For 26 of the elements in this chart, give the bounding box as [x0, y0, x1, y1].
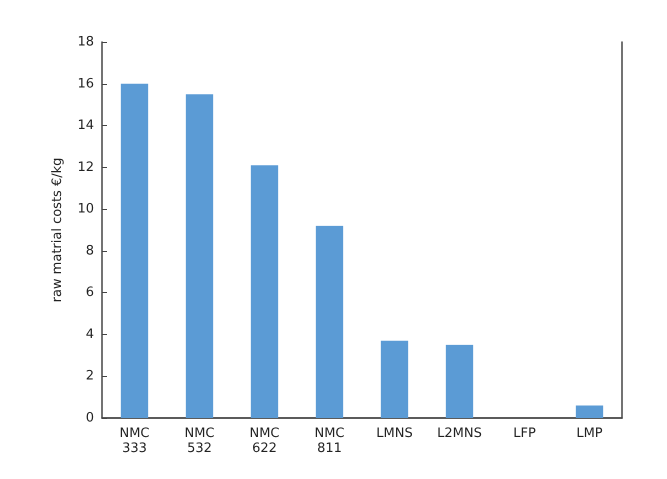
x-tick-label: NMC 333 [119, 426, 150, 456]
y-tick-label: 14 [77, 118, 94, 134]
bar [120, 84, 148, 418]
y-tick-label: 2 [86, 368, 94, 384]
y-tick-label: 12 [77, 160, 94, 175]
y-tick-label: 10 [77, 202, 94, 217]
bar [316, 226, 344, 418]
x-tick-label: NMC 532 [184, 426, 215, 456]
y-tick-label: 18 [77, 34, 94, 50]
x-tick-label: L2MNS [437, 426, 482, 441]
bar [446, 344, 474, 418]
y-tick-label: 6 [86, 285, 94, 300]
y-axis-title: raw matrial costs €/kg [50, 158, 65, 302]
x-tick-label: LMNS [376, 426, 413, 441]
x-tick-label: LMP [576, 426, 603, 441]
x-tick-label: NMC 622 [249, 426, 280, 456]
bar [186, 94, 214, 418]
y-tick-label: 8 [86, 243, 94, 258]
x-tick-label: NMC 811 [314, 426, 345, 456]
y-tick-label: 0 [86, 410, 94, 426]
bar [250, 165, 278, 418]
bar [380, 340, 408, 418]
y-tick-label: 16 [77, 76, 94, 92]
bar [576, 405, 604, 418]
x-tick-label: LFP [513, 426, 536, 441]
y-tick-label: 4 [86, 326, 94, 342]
# # # # # # #
Given problem: Return every line of the records above verbatim, leaving out the pictures.

Answer to the task:
For 26 of the elements in this chart, give the bounding box as [x0, y0, x1, y1].
x-tick-label: NMC 333 [119, 426, 150, 456]
y-tick-label: 14 [77, 118, 94, 134]
bar [120, 84, 148, 418]
y-tick-label: 2 [86, 368, 94, 384]
y-tick-label: 12 [77, 160, 94, 175]
y-tick-label: 10 [77, 202, 94, 217]
bar [316, 226, 344, 418]
x-tick-label: NMC 532 [184, 426, 215, 456]
y-tick-label: 18 [77, 34, 94, 50]
x-tick-label: L2MNS [437, 426, 482, 441]
bar [446, 344, 474, 418]
y-tick-label: 6 [86, 285, 94, 300]
y-axis-title: raw matrial costs €/kg [50, 158, 65, 302]
x-tick-label: LMNS [376, 426, 413, 441]
x-tick-label: LMP [576, 426, 603, 441]
x-tick-label: NMC 622 [249, 426, 280, 456]
bar [186, 94, 214, 418]
y-tick-label: 8 [86, 243, 94, 258]
x-tick-label: NMC 811 [314, 426, 345, 456]
y-tick-label: 0 [86, 410, 94, 426]
bar [250, 165, 278, 418]
bar [380, 340, 408, 418]
y-tick-label: 16 [77, 76, 94, 92]
bar [576, 405, 604, 418]
x-tick-label: LFP [513, 426, 536, 441]
y-tick-label: 4 [86, 326, 94, 342]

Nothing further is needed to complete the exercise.